DOCUMENT SECTION ->
· · ·
Zone of inhibition (ZOI) was measured using the following protocol. Hydrogels loaded with cefazolin or doxycycline were punched into discs of 9 mm diameter. As mentioned in the MIC study, S. aureus and E. coli were cultured in MH broth to reach an absorbance of 0.09 and 0.14, respectively. They were then spread end-to-end on MH agar plates using a cotton swab in three different directions. Following this, the hydrogel disks containing the antimicrobial and 2% w/v polysaccharide were positioned on the agar plates and incubated for 24 h at 36 °C. A similar set up was used for the control disks. The ZOI was measured as the distance from the disc where no bacterial growth was observed.
3. Results
3.1. Transparency of Blended Hydrogel is Independent of Formulation
In the agarose networks, the opacity originates from the scattering of light by the crosslinking points [25]. Therefore, differences in the density, shape, and size of the crosslinking points will affect the opacity of the resulting hydrogel network. Based on our previous work, we hypothesized that by reducing the crosslinking density via the introduction of CA, the transparency of the hydrogel blend could be enhanced [26]. We observed similar absorbance patterns in NA and NA75CA25 samples. However, in the 1:1 NA-to-CA ratio (NA50CA50) a lower absorbance in the red wavelength was observed (Figure 2A). This translated into a hydrogel that was more transparent than the other dressings formulated with a higher content of NA (Figure 2B). This suggests that increasing the proportion of CA, increased the transparency of the hydrogel and that the NA50CA50 formulation is better suited for the manufacturing of transparent wound dressings. It should be noted that above ~60% CA content, the crosslinking between polysaccharide chains was weakened to a point where the hydrogel could not maintain a rigid shape under its own weight when handled and therefore >50% CA content was not considered.
3.2. Carboxylated Agarose Retards Water Evaporation from Hydrogels
Wounds are associated with an inflammatory response from the body, which can cause a warm sensation. Hydrogels, due to their high-water content, are particularly well suited to provide a local cooling effect due to the high heat capacity of water. Since water evaporation is an endothermic phenomenon, as the water evaporates, the area under the hydrogel is cooled down, leading to a cooling sensation. To assess the potential cooling effect of the hydrogel, we measured the evaporation rate of water of the three hydrogel formulations (NA, NA75CA25, and NA50CA50) by measuring the weight loss over 12 h at 50% humidity. Results indicated that increasing the concentration of CA in the hydrogel formulation resulted in a slower evaporation rate (Figure 3). By replacing 50 wt.% of NA with CA in the polysaccharide composition, we observed a 24.6% drop in the rate of evaporation in 3 mm thick gel samples. The NA samples showed an evaporation rate of 10.0, the NA75CA25 of 9.2, and the NA50CA50 of 7.5 mg/cm2/hour. This change in evaporation rate could originate from the increased number of potential hydrogen bonds in the CA hydrogel through the introduction of carboxylic acid functional groups. The carboxylic acid functional groups could form hydrogen bonds with the surrounding free water, thus reducing the evaporation rate [27]. While a higher cooling rate is favorable to provide a higher cooling effect, a slower evaporation could maintain the cooling effect for a longer time. For a wound dressing application, a prolonged cooling effect could be beneficial to extend the use of the dressing.
· · ·
(Records from a dataset)

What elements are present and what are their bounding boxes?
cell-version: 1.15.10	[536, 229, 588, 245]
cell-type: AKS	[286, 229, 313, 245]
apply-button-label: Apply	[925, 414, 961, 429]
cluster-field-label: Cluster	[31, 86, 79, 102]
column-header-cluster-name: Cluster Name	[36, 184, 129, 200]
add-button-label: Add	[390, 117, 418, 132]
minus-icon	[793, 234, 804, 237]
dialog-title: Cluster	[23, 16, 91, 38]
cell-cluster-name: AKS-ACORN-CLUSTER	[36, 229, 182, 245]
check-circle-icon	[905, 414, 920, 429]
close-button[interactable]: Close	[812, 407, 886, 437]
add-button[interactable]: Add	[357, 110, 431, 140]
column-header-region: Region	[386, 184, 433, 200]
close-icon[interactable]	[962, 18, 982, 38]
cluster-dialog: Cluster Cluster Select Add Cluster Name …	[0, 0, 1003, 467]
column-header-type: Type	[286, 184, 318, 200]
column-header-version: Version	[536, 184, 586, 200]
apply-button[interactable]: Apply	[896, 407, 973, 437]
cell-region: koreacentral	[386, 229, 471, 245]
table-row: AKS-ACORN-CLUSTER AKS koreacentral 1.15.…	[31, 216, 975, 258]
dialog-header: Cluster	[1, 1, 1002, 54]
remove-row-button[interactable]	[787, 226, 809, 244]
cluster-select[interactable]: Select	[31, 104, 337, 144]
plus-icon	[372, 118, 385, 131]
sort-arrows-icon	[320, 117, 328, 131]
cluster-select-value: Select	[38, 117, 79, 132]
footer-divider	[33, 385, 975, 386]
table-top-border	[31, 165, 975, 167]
· · ·
WHAT YOU NEED TO DO -> Could you write out the hydrogel passage word for word, from "Zone of inhibition" up to and including "growth was observed."?

EXERCISE RESULT ->
Zone of inhibition (ZOI) was measured using the following protocol. Hydrogels loaded with cefazolin or doxycycline were punched into discs of 9 mm diameter. As mentioned in the MIC study, S. aureus and E. coli were cultured in MH broth to reach an absorbance of 0.09 and 0.14, respectively. They were then spread end-to-end on MH agar plates using a cotton swab in three different directions. Following this, the hydrogel disks containing the antimicrobial and 2% w/v polysaccharide were positioned on the agar plates and incubated for 24 h at 36 °C. A similar set up was used for the control disks. The ZOI was measured as the distance from the disc where no bacterial growth was observed.